Dataset entries:
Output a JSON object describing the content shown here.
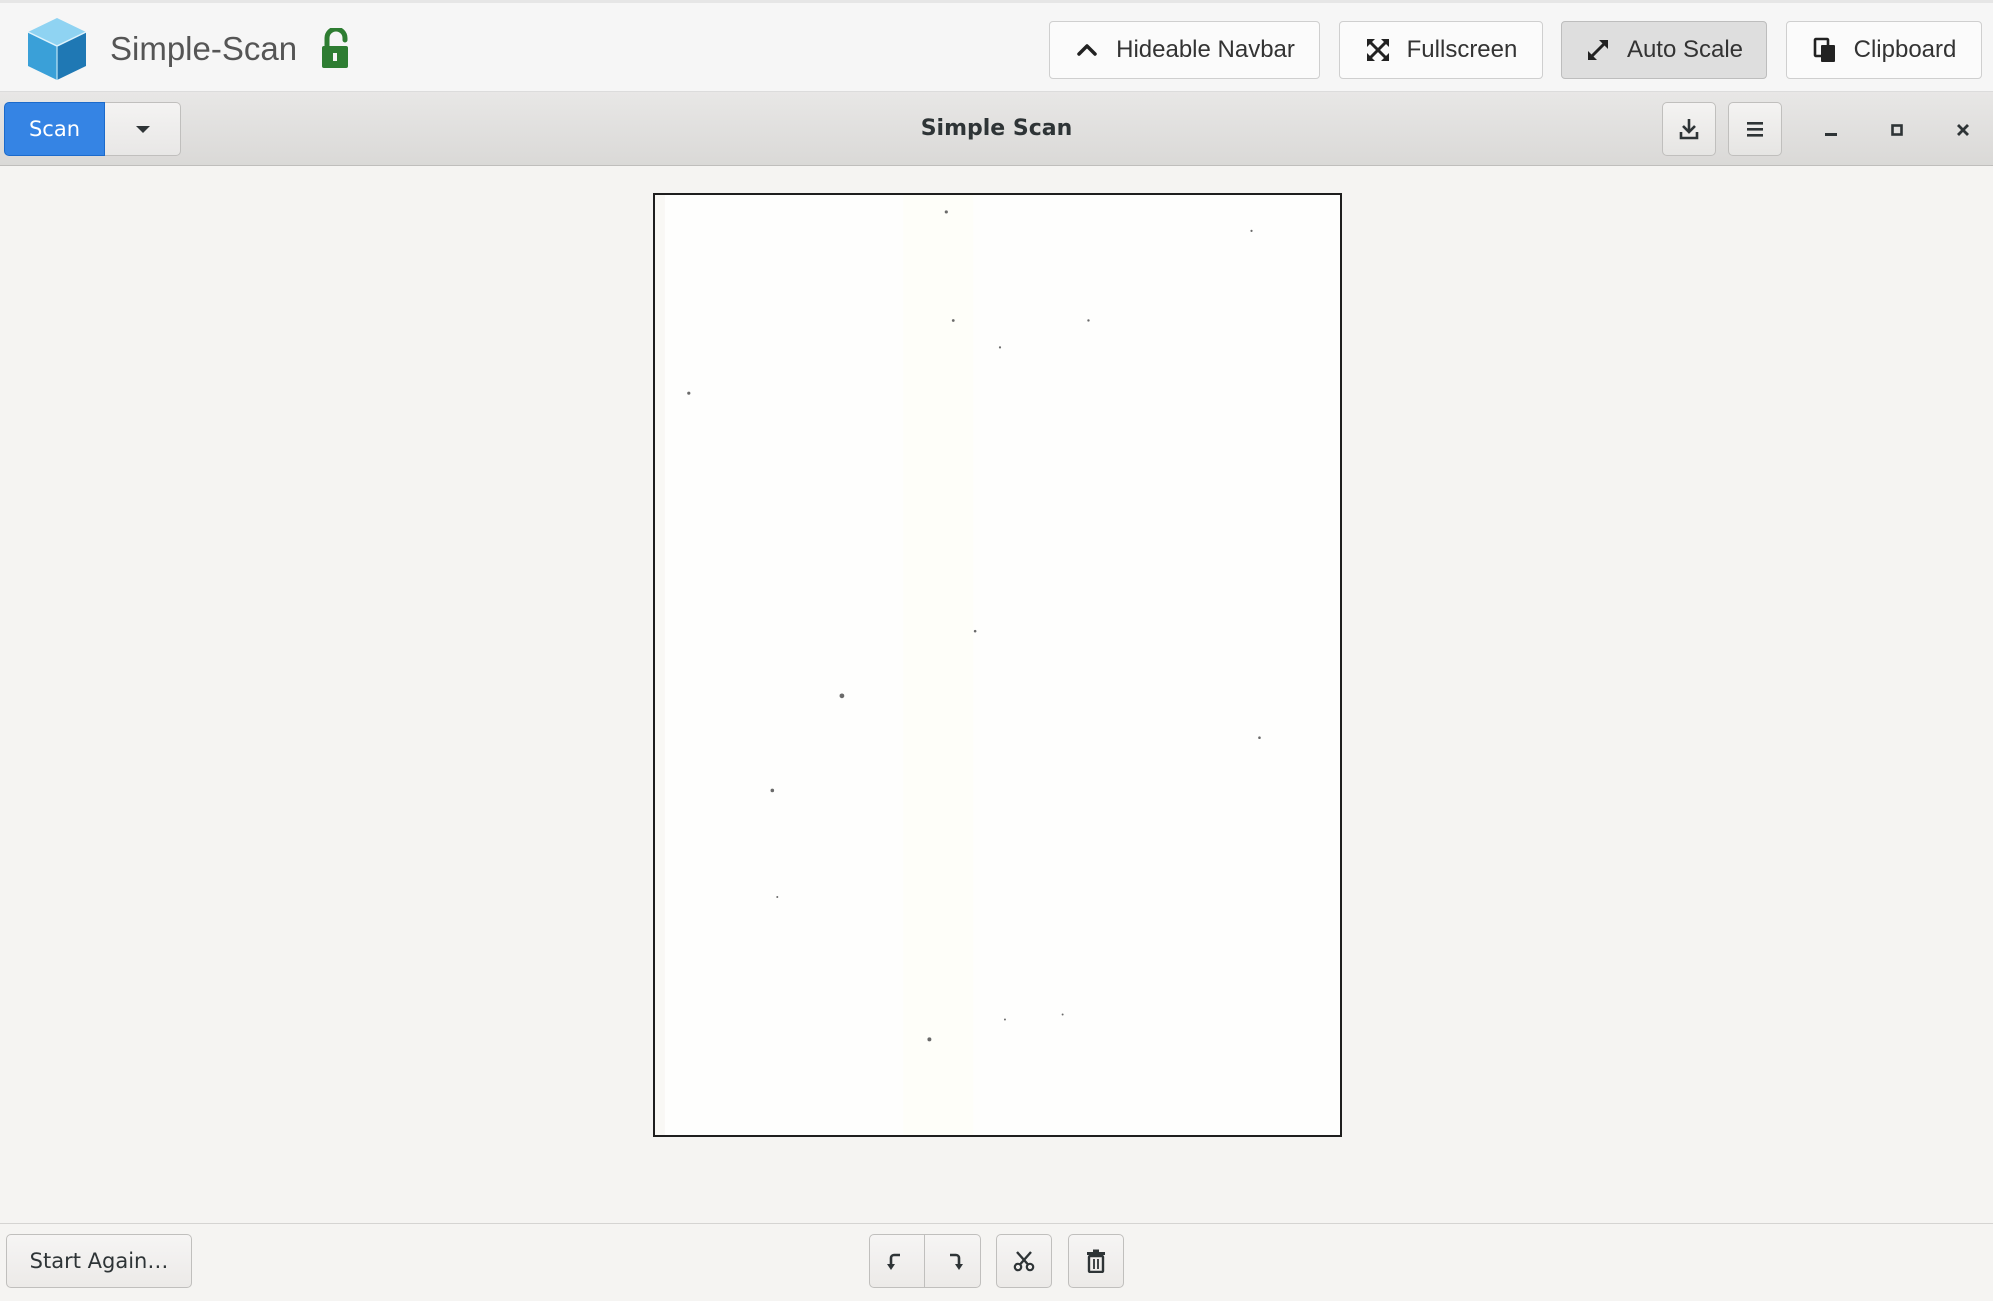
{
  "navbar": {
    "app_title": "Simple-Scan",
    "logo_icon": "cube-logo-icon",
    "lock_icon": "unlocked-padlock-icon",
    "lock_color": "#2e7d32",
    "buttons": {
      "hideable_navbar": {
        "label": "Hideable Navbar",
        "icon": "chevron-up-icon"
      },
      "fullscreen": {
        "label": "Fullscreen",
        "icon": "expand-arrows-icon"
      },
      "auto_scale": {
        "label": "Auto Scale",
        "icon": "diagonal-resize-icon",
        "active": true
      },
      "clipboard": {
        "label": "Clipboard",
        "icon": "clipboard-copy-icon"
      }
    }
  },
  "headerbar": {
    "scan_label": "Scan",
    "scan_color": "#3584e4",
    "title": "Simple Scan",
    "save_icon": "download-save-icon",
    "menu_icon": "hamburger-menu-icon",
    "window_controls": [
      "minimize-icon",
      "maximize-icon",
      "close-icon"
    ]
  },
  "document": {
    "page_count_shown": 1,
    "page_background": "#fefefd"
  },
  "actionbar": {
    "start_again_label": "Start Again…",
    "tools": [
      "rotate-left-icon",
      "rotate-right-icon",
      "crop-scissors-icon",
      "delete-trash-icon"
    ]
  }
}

The task:
In the copy, include no pictures; restate the listing above exactly.

Output below:
Output a JSON object describing the content shown here.
{
  "navbar": {
    "app_title": "Simple-Scan",
    "logo_icon": "cube-logo-icon",
    "lock_icon": "unlocked-padlock-icon",
    "lock_color": "#2e7d32",
    "buttons": {
      "hideable_navbar": {
        "label": "Hideable Navbar",
        "icon": "chevron-up-icon"
      },
      "fullscreen": {
        "label": "Fullscreen",
        "icon": "expand-arrows-icon"
      },
      "auto_scale": {
        "label": "Auto Scale",
        "icon": "diagonal-resize-icon",
        "active": true
      },
      "clipboard": {
        "label": "Clipboard",
        "icon": "clipboard-copy-icon"
      }
    }
  },
  "headerbar": {
    "scan_label": "Scan",
    "scan_color": "#3584e4",
    "title": "Simple Scan",
    "save_icon": "download-save-icon",
    "menu_icon": "hamburger-menu-icon",
    "window_controls": [
      "minimize-icon",
      "maximize-icon",
      "close-icon"
    ]
  },
  "document": {
    "page_count_shown": 1,
    "page_background": "#fefefd"
  },
  "actionbar": {
    "start_again_label": "Start Again…",
    "tools": [
      "rotate-left-icon",
      "rotate-right-icon",
      "crop-scissors-icon",
      "delete-trash-icon"
    ]
  }
}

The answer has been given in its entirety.